- THE EXERCISE
List all lines of the data containing the word "this".

Dataset rows about figures
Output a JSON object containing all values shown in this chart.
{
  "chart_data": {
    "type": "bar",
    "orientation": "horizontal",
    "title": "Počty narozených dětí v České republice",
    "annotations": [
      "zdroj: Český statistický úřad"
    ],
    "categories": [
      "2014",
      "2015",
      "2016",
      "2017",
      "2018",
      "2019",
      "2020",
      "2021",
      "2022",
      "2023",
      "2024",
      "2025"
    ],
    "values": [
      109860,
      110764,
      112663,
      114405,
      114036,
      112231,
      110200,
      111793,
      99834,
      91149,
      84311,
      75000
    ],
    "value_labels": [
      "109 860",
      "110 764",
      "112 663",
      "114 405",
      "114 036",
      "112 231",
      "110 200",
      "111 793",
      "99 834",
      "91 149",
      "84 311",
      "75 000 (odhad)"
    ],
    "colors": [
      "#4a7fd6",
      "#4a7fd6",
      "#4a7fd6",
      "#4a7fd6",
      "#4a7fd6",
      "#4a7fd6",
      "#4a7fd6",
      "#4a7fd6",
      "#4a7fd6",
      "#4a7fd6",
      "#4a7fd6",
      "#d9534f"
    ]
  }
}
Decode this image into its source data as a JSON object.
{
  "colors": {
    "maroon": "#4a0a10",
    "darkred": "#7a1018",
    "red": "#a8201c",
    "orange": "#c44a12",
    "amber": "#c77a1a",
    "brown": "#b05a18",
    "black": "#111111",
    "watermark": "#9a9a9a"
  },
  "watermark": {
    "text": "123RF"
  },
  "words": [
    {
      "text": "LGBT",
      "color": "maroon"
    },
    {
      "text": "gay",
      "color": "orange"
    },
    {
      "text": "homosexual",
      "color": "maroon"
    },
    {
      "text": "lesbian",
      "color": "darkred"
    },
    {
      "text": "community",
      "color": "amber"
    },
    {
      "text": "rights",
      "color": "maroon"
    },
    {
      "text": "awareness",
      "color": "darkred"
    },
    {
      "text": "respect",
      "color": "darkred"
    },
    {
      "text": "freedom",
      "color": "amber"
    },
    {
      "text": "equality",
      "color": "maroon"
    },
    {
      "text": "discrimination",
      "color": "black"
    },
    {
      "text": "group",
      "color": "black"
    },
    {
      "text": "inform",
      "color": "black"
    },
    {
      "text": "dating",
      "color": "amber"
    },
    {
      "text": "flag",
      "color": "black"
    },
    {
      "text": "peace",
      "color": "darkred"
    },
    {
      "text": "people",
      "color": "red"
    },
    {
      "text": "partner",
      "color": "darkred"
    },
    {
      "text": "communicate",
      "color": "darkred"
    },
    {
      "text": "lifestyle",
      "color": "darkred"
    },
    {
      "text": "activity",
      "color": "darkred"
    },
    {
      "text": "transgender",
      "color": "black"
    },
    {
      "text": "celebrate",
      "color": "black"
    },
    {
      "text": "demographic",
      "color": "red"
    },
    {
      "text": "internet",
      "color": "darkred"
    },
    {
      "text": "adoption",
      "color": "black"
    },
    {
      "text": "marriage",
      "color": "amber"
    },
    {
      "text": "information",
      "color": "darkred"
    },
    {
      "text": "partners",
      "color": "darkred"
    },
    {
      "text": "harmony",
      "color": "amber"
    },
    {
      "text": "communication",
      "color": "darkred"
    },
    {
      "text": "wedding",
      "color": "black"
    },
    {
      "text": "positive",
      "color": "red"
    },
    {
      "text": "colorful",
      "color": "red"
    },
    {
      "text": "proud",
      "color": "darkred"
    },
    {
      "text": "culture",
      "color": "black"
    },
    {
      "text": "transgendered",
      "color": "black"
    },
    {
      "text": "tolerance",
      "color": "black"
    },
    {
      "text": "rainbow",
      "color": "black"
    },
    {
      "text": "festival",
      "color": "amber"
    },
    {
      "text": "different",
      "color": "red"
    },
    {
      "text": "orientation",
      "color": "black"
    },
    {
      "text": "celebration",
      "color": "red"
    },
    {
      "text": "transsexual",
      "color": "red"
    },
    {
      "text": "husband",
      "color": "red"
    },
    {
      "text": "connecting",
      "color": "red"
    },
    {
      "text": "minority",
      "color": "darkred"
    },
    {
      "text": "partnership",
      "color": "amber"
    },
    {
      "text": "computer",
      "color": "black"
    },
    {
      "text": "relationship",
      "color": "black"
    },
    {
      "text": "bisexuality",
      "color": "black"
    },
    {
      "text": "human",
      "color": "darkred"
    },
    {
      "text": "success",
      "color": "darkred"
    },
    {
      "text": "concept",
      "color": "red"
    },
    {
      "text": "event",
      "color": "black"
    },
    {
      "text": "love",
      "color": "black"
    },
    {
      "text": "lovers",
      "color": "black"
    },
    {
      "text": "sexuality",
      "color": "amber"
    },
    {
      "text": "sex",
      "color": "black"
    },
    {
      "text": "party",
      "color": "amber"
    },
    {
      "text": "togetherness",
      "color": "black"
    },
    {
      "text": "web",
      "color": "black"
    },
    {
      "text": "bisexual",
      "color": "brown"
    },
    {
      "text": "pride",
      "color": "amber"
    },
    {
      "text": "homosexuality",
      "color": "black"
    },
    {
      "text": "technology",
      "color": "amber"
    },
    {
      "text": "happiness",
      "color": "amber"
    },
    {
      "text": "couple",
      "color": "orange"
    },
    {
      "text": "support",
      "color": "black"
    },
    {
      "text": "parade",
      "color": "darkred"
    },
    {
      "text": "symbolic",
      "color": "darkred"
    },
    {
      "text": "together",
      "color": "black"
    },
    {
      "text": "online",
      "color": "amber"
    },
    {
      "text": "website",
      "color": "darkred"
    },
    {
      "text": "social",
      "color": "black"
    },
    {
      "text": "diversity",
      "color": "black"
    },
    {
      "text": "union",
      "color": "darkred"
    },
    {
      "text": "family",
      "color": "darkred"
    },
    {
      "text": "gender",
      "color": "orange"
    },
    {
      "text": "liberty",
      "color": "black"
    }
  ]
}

- ANSWER FOR THE TASK
Output a JSON object containing all values shown in this chart.
Decode this image into its source data as a JSON object.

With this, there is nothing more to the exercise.